### Work required
Write out all of the entries exactly, please.

### Information shown
++++++++++++++++++++

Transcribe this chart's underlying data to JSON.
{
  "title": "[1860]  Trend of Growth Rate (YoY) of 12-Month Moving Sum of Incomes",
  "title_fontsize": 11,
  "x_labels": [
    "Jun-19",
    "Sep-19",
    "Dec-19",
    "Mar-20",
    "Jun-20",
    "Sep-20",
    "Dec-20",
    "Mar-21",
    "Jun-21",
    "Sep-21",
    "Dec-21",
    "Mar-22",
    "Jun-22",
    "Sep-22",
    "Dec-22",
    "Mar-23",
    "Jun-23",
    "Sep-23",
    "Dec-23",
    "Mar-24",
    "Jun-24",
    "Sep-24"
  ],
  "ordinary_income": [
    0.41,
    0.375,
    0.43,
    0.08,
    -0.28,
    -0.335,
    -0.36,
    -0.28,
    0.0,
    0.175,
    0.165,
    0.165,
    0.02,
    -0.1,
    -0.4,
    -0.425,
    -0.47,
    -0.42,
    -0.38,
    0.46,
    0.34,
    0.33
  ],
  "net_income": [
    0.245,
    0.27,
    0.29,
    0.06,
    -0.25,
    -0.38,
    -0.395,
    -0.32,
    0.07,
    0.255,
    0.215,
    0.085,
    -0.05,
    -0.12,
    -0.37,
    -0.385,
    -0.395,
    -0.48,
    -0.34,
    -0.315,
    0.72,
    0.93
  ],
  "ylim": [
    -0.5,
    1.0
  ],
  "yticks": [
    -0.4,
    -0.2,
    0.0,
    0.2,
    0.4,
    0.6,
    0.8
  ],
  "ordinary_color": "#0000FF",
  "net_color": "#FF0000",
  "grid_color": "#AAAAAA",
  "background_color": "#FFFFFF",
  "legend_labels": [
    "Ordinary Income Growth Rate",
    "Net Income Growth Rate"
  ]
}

++++++++++++++++++++

### Exercise result
Transcribe this chart's underlying data to JSON.
{
  "title": "[1860]  Trend of Growth Rate (YoY) of 12-Month Moving Sum of Incomes",
  "title_fontsize": 11,
  "x_labels": [
    "Jun-19",
    "Sep-19",
    "Dec-19",
    "Mar-20",
    "Jun-20",
    "Sep-20",
    "Dec-20",
    "Mar-21",
    "Jun-21",
    "Sep-21",
    "Dec-21",
    "Mar-22",
    "Jun-22",
    "Sep-22",
    "Dec-22",
    "Mar-23",
    "Jun-23",
    "Sep-23",
    "Dec-23",
    "Mar-24",
    "Jun-24",
    "Sep-24"
  ],
  "ordinary_income": [
    0.41,
    0.375,
    0.43,
    0.08,
    -0.28,
    -0.335,
    -0.36,
    -0.28,
    0.0,
    0.175,
    0.165,
    0.165,
    0.02,
    -0.1,
    -0.4,
    -0.425,
    -0.47,
    -0.42,
    -0.38,
    0.46,
    0.34,
    0.33
  ],
  "net_income": [
    0.245,
    0.27,
    0.29,
    0.06,
    -0.25,
    -0.38,
    -0.395,
    -0.32,
    0.07,
    0.255,
    0.215,
    0.085,
    -0.05,
    -0.12,
    -0.37,
    -0.385,
    -0.395,
    -0.48,
    -0.34,
    -0.315,
    0.72,
    0.93
  ],
  "ylim": [
    -0.5,
    1.0
  ],
  "yticks": [
    -0.4,
    -0.2,
    0.0,
    0.2,
    0.4,
    0.6,
    0.8
  ],
  "ordinary_color": "#0000FF",
  "net_color": "#FF0000",
  "grid_color": "#AAAAAA",
  "background_color": "#FFFFFF",
  "legend_labels": [
    "Ordinary Income Growth Rate",
    "Net Income Growth Rate"
  ]
}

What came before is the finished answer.